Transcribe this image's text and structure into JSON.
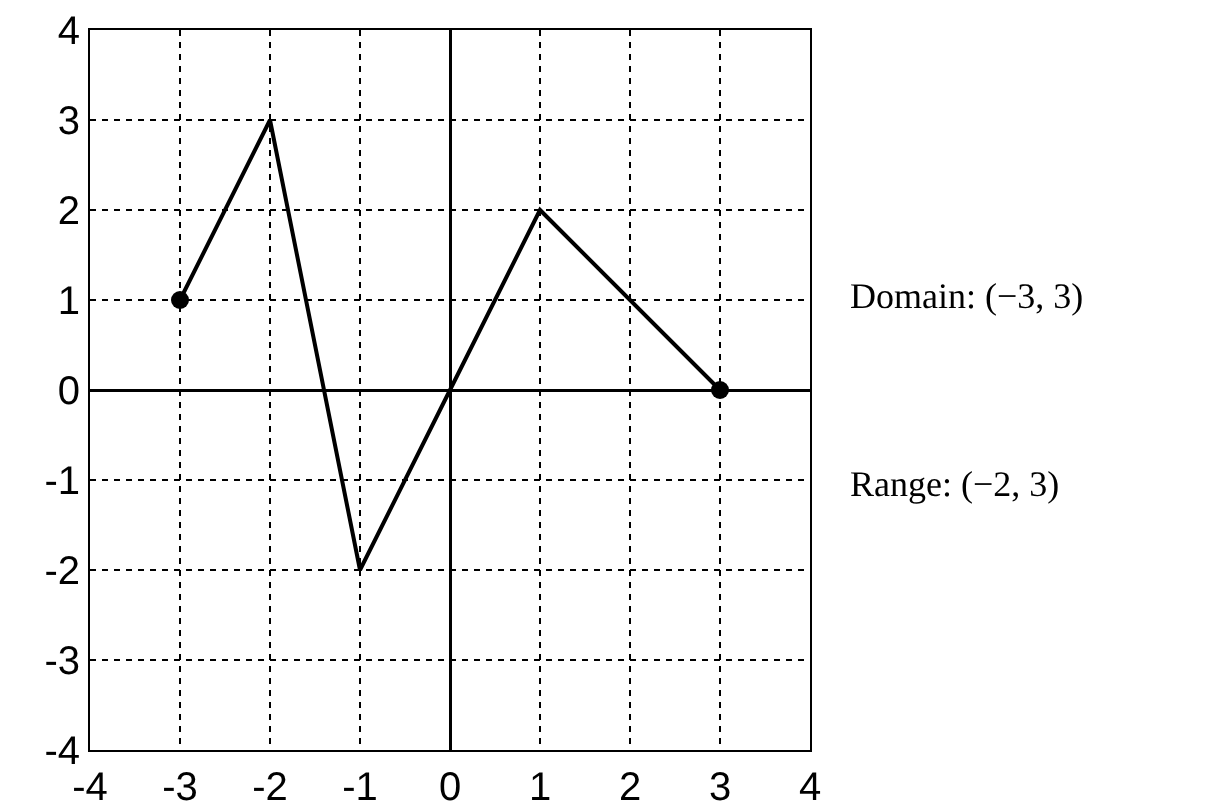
{
  "chart_data": {
    "type": "line",
    "x": [
      -3,
      -2,
      -1,
      0,
      1,
      3
    ],
    "series": [
      {
        "color": "#000000",
        "values": [
          1,
          3,
          -2,
          0,
          2,
          0
        ]
      },
      {
        "type": "scatter",
        "color": "#000000",
        "x": [
          -3,
          3
        ],
        "values": [
          1,
          0
        ],
        "marker": "circle"
      }
    ],
    "xlim": [
      -4,
      4
    ],
    "ylim": [
      -4,
      4
    ],
    "xticks": [
      -4,
      -3,
      -2,
      -1,
      0,
      1,
      2,
      3,
      4
    ],
    "yticks": [
      -4,
      -3,
      -2,
      -1,
      0,
      1,
      2,
      3,
      4
    ],
    "grid": true,
    "line_style": "solid",
    "marker": "none",
    "annotations": [
      "Domain: (−3, 3)",
      "Range: (−2, 3)"
    ]
  }
}
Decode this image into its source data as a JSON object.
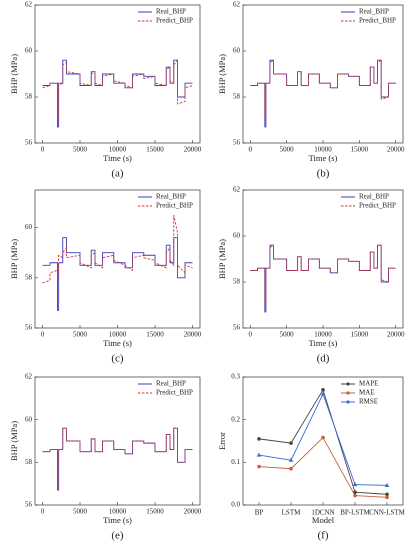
{
  "chart_data": [
    {
      "type": "line",
      "label": "(a)",
      "xlabel": "Time (s)",
      "ylabel": "BHP (MPa)",
      "xlim": [
        -1000,
        21000
      ],
      "xticks": [
        0,
        5000,
        10000,
        15000,
        20000
      ],
      "ylim": [
        56,
        62
      ],
      "yticks": [
        56,
        58,
        60,
        62
      ],
      "legend": "upper right",
      "x": [
        0,
        1000,
        1000,
        2000,
        2000,
        2150,
        2150,
        2700,
        2700,
        3200,
        3200,
        5000,
        5000,
        6500,
        6500,
        7000,
        7000,
        8000,
        8000,
        9500,
        9500,
        11000,
        11000,
        12000,
        12000,
        13500,
        13500,
        15000,
        15000,
        16500,
        16500,
        17000,
        17000,
        17500,
        17500,
        18000,
        18000,
        19000,
        19000,
        20000
      ],
      "series": [
        {
          "name": "Real_BHP",
          "color": "#3d3dbd",
          "style": "solid",
          "values": [
            58.5,
            58.5,
            58.6,
            58.6,
            56.7,
            56.7,
            58.6,
            58.6,
            59.6,
            59.6,
            59.0,
            59.0,
            58.5,
            58.5,
            59.1,
            59.1,
            58.5,
            58.5,
            59.0,
            59.0,
            58.6,
            58.6,
            58.4,
            58.4,
            59.0,
            59.0,
            58.9,
            58.9,
            58.5,
            58.5,
            59.3,
            59.3,
            58.6,
            58.6,
            59.6,
            59.6,
            58.0,
            58.0,
            58.6,
            58.6
          ]
        },
        {
          "name": "Predict_BHP",
          "color": "#c63a3a",
          "style": "dashed",
          "values": [
            58.4,
            58.5,
            58.6,
            58.6,
            57.0,
            56.9,
            58.5,
            58.6,
            59.4,
            59.5,
            59.1,
            59.0,
            58.6,
            58.5,
            59.0,
            59.1,
            58.6,
            58.5,
            58.9,
            59.0,
            58.7,
            58.6,
            58.5,
            58.4,
            58.9,
            59.0,
            58.8,
            58.9,
            58.6,
            58.5,
            59.2,
            59.3,
            58.7,
            58.6,
            59.4,
            59.6,
            57.7,
            57.8,
            58.4,
            58.5
          ]
        }
      ]
    },
    {
      "type": "line",
      "label": "(b)",
      "xlabel": "Time (s)",
      "ylabel": "BHP (MPa)",
      "xlim": [
        -1000,
        21000
      ],
      "xticks": [
        0,
        5000,
        10000,
        15000,
        20000
      ],
      "ylim": [
        56,
        62
      ],
      "yticks": [
        56,
        58,
        60,
        62
      ],
      "legend": "upper right",
      "x": [
        0,
        1000,
        1000,
        2000,
        2000,
        2150,
        2150,
        2700,
        2700,
        3200,
        3200,
        5000,
        5000,
        6500,
        6500,
        7000,
        7000,
        8000,
        8000,
        9500,
        9500,
        11000,
        11000,
        12000,
        12000,
        13500,
        13500,
        15000,
        15000,
        16500,
        16500,
        17000,
        17000,
        17500,
        17500,
        18000,
        18000,
        19000,
        19000,
        20000
      ],
      "series": [
        {
          "name": "Real_BHP",
          "color": "#3d3dbd",
          "style": "solid",
          "values": [
            58.5,
            58.5,
            58.6,
            58.6,
            56.7,
            56.7,
            58.6,
            58.6,
            59.6,
            59.6,
            59.0,
            59.0,
            58.5,
            58.5,
            59.1,
            59.1,
            58.5,
            58.5,
            59.0,
            59.0,
            58.6,
            58.6,
            58.4,
            58.4,
            59.0,
            59.0,
            58.9,
            58.9,
            58.5,
            58.5,
            59.3,
            59.3,
            58.6,
            58.6,
            59.6,
            59.6,
            58.0,
            58.0,
            58.6,
            58.6
          ]
        },
        {
          "name": "Predict_BHP",
          "color": "#c63a3a",
          "style": "dashed",
          "values": [
            58.5,
            58.5,
            58.6,
            58.6,
            57.2,
            57.0,
            58.6,
            58.6,
            59.5,
            59.6,
            59.0,
            59.0,
            58.5,
            58.5,
            59.1,
            59.1,
            58.5,
            58.5,
            59.0,
            59.0,
            58.6,
            58.6,
            58.4,
            58.4,
            59.0,
            59.0,
            58.9,
            58.9,
            58.5,
            58.5,
            59.3,
            59.3,
            58.6,
            58.6,
            59.5,
            59.6,
            57.9,
            58.0,
            58.6,
            58.6
          ]
        }
      ]
    },
    {
      "type": "line",
      "label": "(c)",
      "xlabel": "Time (s)",
      "ylabel": "BHP (MPa)",
      "xlim": [
        -1000,
        21000
      ],
      "xticks": [
        0,
        5000,
        10000,
        15000,
        20000
      ],
      "ylim": [
        56,
        61.5
      ],
      "yticks": [
        56,
        58,
        60
      ],
      "legend": "upper right",
      "x": [
        0,
        1000,
        1000,
        2000,
        2000,
        2150,
        2150,
        2700,
        2700,
        3200,
        3200,
        5000,
        5000,
        6500,
        6500,
        7000,
        7000,
        8000,
        8000,
        9500,
        9500,
        11000,
        11000,
        12000,
        12000,
        13500,
        13500,
        15000,
        15000,
        16500,
        16500,
        17000,
        17000,
        17500,
        17500,
        18000,
        18000,
        19000,
        19000,
        20000
      ],
      "series": [
        {
          "name": "Real_BHP",
          "color": "#3d3dbd",
          "style": "solid",
          "values": [
            58.5,
            58.5,
            58.6,
            58.6,
            56.7,
            56.7,
            58.6,
            58.6,
            59.6,
            59.6,
            59.0,
            59.0,
            58.5,
            58.5,
            59.1,
            59.1,
            58.5,
            58.5,
            59.0,
            59.0,
            58.6,
            58.6,
            58.4,
            58.4,
            59.0,
            59.0,
            58.9,
            58.9,
            58.5,
            58.5,
            59.3,
            59.3,
            58.6,
            58.6,
            59.6,
            59.6,
            58.0,
            58.0,
            58.6,
            58.6
          ]
        },
        {
          "name": "Predict_BHP",
          "color": "#c63a3a",
          "style": "dashed",
          "values": [
            57.8,
            57.9,
            58.2,
            58.3,
            58.0,
            58.1,
            58.9,
            58.8,
            59.0,
            59.2,
            58.8,
            58.9,
            58.6,
            58.4,
            58.9,
            59.0,
            58.6,
            58.4,
            58.8,
            58.9,
            58.7,
            58.5,
            58.5,
            58.3,
            58.8,
            58.9,
            58.8,
            58.7,
            58.6,
            58.4,
            59.0,
            59.2,
            58.7,
            58.5,
            60.5,
            59.8,
            58.5,
            58.2,
            58.5,
            58.4
          ]
        }
      ]
    },
    {
      "type": "line",
      "label": "(d)",
      "xlabel": "Time (s)",
      "ylabel": "BHP (MPa)",
      "xlim": [
        -1000,
        21000
      ],
      "xticks": [
        0,
        5000,
        10000,
        15000,
        20000
      ],
      "ylim": [
        56,
        62
      ],
      "yticks": [
        56,
        58,
        60,
        62
      ],
      "legend": "upper right",
      "x": [
        0,
        1000,
        1000,
        2000,
        2000,
        2150,
        2150,
        2700,
        2700,
        3200,
        3200,
        5000,
        5000,
        6500,
        6500,
        7000,
        7000,
        8000,
        8000,
        9500,
        9500,
        11000,
        11000,
        12000,
        12000,
        13500,
        13500,
        15000,
        15000,
        16500,
        16500,
        17000,
        17000,
        17500,
        17500,
        18000,
        18000,
        19000,
        19000,
        20000
      ],
      "series": [
        {
          "name": "Real_BHP",
          "color": "#3d3dbd",
          "style": "solid",
          "values": [
            58.5,
            58.5,
            58.6,
            58.6,
            56.7,
            56.7,
            58.6,
            58.6,
            59.6,
            59.6,
            59.0,
            59.0,
            58.5,
            58.5,
            59.1,
            59.1,
            58.5,
            58.5,
            59.0,
            59.0,
            58.6,
            58.6,
            58.4,
            58.4,
            59.0,
            59.0,
            58.9,
            58.9,
            58.5,
            58.5,
            59.3,
            59.3,
            58.6,
            58.6,
            59.6,
            59.6,
            58.0,
            58.0,
            58.6,
            58.6
          ]
        },
        {
          "name": "Predict_BHP",
          "color": "#c63a3a",
          "style": "dashed",
          "values": [
            58.5,
            58.5,
            58.6,
            58.6,
            57.1,
            56.9,
            58.6,
            58.6,
            59.5,
            59.6,
            59.0,
            59.0,
            58.5,
            58.5,
            59.1,
            59.1,
            58.5,
            58.5,
            59.0,
            59.0,
            58.6,
            58.6,
            58.4,
            58.4,
            59.0,
            59.0,
            58.9,
            58.9,
            58.5,
            58.5,
            59.3,
            59.3,
            58.6,
            58.6,
            59.6,
            59.6,
            58.1,
            58.0,
            58.6,
            58.6
          ]
        }
      ]
    },
    {
      "type": "line",
      "label": "(e)",
      "xlabel": "Time (s)",
      "ylabel": "BHP (MPa)",
      "xlim": [
        -1000,
        21000
      ],
      "xticks": [
        0,
        5000,
        10000,
        15000,
        20000
      ],
      "ylim": [
        56,
        62
      ],
      "yticks": [
        56,
        58,
        60,
        62
      ],
      "legend": "upper right",
      "x": [
        0,
        1000,
        1000,
        2000,
        2000,
        2150,
        2150,
        2700,
        2700,
        3200,
        3200,
        5000,
        5000,
        6500,
        6500,
        7000,
        7000,
        8000,
        8000,
        9500,
        9500,
        11000,
        11000,
        12000,
        12000,
        13500,
        13500,
        15000,
        15000,
        16500,
        16500,
        17000,
        17000,
        17500,
        17500,
        18000,
        18000,
        19000,
        19000,
        20000
      ],
      "series": [
        {
          "name": "Real_BHP",
          "color": "#3d3dbd",
          "style": "solid",
          "values": [
            58.5,
            58.5,
            58.6,
            58.6,
            56.7,
            56.7,
            58.6,
            58.6,
            59.6,
            59.6,
            59.0,
            59.0,
            58.5,
            58.5,
            59.1,
            59.1,
            58.5,
            58.5,
            59.0,
            59.0,
            58.6,
            58.6,
            58.4,
            58.4,
            59.0,
            59.0,
            58.9,
            58.9,
            58.5,
            58.5,
            59.3,
            59.3,
            58.6,
            58.6,
            59.6,
            59.6,
            58.0,
            58.0,
            58.6,
            58.6
          ]
        },
        {
          "name": "Predict_BHP",
          "color": "#c63a3a",
          "style": "dashed",
          "values": [
            58.5,
            58.5,
            58.6,
            58.6,
            56.8,
            56.7,
            58.6,
            58.6,
            59.6,
            59.6,
            59.0,
            59.0,
            58.5,
            58.5,
            59.1,
            59.1,
            58.5,
            58.5,
            59.0,
            59.0,
            58.6,
            58.6,
            58.4,
            58.4,
            59.0,
            59.0,
            58.9,
            58.9,
            58.5,
            58.5,
            59.3,
            59.3,
            58.6,
            58.6,
            59.6,
            59.6,
            58.0,
            58.0,
            58.6,
            58.6
          ]
        }
      ]
    },
    {
      "type": "category-line",
      "label": "(f)",
      "xlabel": "Model",
      "ylabel": "Error",
      "categories": [
        "BP",
        "LSTM",
        "1DCNN",
        "BP-LSTM",
        "CNN-LSTM"
      ],
      "ylim": [
        0,
        0.3
      ],
      "yticks": [
        {
          "value": 0,
          "label": "0.0"
        },
        0.1,
        0.2,
        0.3
      ],
      "legend": "upper right",
      "series": [
        {
          "name": "MAPE",
          "color": "#444444",
          "marker": "circle",
          "values": [
            0.155,
            0.145,
            0.27,
            0.03,
            0.025
          ]
        },
        {
          "name": "MAE",
          "color": "#c8603c",
          "marker": "circle",
          "values": [
            0.09,
            0.085,
            0.158,
            0.022,
            0.018
          ]
        },
        {
          "name": "RMSE",
          "color": "#3a6fd8",
          "marker": "triangle",
          "values": [
            0.117,
            0.105,
            0.26,
            0.048,
            0.046
          ]
        }
      ]
    }
  ]
}
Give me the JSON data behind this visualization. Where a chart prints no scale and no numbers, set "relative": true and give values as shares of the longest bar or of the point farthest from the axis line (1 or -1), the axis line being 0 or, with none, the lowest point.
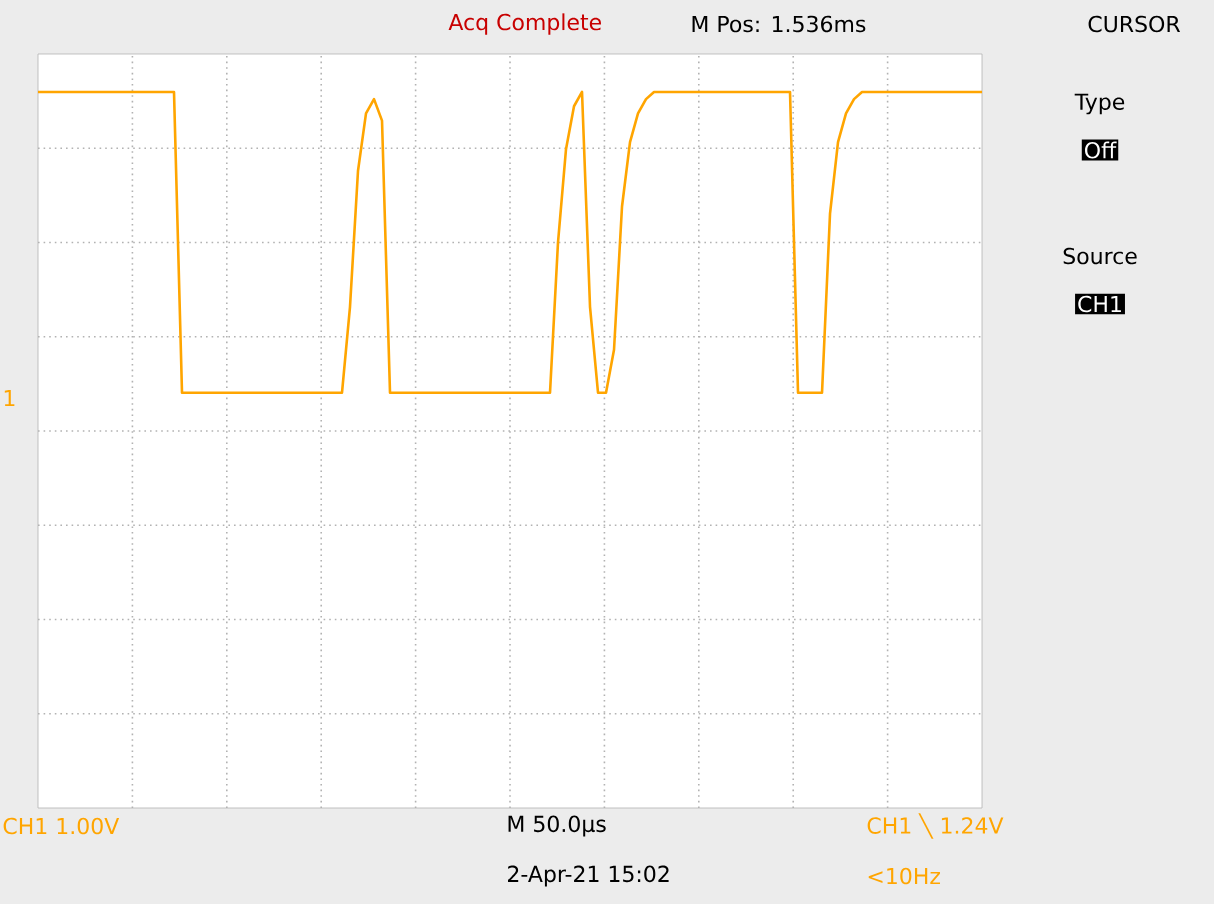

---

**WHAT IS ASKED**. Search the entries for "into" and copy out each line that has it.

**REPLY**.
Transcribe this image's text and structure into JSON.
Decode this image into its source data as a JSON object.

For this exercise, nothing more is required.